▶ _DO THIS_:
In the entries below, find the lines with the word "high" and copy them.

▶ _RECORDS TO PROCESS_:
━━━━━━━━

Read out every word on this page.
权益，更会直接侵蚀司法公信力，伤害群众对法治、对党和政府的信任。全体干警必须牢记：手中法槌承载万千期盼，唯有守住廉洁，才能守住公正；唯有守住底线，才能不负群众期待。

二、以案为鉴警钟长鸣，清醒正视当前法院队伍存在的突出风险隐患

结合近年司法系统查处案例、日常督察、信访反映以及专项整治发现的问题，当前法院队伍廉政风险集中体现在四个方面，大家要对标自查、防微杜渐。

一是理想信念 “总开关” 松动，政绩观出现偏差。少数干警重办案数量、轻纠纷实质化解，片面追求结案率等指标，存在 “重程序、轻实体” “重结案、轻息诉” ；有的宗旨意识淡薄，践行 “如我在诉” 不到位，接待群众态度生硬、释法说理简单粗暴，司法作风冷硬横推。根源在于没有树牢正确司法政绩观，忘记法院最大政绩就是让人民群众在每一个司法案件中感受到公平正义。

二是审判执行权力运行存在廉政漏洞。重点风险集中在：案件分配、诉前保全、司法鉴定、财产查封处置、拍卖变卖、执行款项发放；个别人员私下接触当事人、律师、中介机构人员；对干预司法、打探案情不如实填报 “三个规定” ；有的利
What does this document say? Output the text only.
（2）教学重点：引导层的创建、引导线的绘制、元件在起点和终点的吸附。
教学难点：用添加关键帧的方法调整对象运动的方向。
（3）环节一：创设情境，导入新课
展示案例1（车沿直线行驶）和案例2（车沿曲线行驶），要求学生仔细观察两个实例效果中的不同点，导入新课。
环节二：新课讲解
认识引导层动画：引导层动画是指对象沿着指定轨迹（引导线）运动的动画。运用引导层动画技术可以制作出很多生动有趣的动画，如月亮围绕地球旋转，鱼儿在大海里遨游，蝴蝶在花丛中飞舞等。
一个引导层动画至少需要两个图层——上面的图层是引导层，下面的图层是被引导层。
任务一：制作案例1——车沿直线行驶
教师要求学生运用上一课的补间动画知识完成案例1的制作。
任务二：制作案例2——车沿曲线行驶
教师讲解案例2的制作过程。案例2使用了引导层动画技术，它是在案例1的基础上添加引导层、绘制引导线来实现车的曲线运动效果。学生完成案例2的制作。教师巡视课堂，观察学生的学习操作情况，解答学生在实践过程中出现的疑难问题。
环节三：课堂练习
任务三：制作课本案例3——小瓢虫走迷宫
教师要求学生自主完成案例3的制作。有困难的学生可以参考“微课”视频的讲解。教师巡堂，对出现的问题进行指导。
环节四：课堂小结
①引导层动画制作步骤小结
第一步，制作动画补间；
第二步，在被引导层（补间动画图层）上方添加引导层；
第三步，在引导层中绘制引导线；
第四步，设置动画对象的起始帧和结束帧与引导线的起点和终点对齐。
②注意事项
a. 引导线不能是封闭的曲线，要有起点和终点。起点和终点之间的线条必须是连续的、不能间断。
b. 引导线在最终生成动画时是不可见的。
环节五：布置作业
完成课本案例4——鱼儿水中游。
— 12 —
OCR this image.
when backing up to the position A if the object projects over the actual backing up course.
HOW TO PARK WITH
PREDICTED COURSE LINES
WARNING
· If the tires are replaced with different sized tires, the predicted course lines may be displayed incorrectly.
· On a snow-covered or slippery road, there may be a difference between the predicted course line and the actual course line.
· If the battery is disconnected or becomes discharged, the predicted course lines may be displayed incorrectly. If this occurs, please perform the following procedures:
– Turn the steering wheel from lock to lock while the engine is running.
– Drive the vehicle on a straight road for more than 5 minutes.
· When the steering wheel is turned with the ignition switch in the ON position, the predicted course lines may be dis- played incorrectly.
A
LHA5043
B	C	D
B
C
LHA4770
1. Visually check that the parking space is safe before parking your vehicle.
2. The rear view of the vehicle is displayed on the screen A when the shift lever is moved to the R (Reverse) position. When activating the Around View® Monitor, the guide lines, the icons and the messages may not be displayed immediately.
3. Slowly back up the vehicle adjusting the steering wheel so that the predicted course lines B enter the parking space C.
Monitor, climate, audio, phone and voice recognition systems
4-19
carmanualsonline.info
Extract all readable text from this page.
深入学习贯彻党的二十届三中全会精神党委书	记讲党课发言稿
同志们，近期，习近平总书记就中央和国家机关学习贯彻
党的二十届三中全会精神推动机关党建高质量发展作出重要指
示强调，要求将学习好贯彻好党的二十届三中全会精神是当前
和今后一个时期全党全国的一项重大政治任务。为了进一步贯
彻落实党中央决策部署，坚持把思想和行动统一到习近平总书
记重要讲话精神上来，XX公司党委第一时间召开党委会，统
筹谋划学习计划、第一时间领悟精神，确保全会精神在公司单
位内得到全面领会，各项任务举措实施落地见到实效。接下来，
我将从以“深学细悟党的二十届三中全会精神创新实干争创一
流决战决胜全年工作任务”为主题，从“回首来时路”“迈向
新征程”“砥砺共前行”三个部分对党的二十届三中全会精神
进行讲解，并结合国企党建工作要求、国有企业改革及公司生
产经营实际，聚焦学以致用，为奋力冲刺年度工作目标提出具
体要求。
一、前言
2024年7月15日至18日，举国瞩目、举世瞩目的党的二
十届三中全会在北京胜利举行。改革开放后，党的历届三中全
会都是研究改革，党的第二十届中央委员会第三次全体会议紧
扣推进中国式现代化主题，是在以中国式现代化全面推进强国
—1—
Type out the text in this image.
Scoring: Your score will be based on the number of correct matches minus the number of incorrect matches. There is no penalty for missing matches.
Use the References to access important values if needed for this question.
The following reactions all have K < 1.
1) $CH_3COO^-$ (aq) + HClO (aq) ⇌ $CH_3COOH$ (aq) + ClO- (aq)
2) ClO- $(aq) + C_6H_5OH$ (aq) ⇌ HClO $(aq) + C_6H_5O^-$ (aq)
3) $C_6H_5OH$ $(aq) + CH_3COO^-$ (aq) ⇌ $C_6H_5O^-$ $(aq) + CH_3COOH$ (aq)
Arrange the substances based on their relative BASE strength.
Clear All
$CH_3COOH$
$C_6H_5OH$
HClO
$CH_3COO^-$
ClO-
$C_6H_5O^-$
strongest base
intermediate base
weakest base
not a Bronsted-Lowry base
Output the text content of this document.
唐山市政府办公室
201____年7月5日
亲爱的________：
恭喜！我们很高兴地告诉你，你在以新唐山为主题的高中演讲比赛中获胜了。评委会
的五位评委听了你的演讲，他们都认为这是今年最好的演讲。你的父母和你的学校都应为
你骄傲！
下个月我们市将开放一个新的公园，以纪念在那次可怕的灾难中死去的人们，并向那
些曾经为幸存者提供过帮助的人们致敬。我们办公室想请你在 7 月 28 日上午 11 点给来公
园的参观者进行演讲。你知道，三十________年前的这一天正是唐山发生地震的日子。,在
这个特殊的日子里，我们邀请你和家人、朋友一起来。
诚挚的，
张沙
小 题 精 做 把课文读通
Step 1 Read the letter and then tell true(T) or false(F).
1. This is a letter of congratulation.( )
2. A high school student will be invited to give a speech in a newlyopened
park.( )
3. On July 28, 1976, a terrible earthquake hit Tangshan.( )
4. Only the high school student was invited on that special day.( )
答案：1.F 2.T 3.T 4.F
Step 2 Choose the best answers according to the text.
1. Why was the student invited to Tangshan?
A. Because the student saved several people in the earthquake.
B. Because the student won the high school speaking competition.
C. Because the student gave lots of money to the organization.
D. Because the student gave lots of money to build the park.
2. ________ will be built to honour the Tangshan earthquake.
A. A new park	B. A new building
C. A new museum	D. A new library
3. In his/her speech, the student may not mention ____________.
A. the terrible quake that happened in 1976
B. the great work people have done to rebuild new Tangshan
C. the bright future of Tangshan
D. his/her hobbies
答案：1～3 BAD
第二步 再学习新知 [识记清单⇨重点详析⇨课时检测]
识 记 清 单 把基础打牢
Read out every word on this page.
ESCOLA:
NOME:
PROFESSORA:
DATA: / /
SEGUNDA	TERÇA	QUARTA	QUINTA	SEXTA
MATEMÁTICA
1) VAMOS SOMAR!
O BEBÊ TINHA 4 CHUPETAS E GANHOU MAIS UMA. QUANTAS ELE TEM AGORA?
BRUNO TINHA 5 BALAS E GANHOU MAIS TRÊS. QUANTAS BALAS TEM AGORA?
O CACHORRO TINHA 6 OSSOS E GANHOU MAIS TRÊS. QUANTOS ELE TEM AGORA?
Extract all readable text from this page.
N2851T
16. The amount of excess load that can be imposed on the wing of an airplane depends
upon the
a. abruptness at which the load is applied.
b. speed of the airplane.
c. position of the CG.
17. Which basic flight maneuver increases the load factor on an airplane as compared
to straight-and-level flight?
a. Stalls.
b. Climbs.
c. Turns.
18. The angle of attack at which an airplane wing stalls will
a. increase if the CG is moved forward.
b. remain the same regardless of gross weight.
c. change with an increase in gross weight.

━━━━━━━━

▶ _TASK RESULT_:
2. A high school student will be invited to give a speech in a newlyopened
4. Only the high school student was invited on that special day.( )
B. Because the student won the high school speaking competition.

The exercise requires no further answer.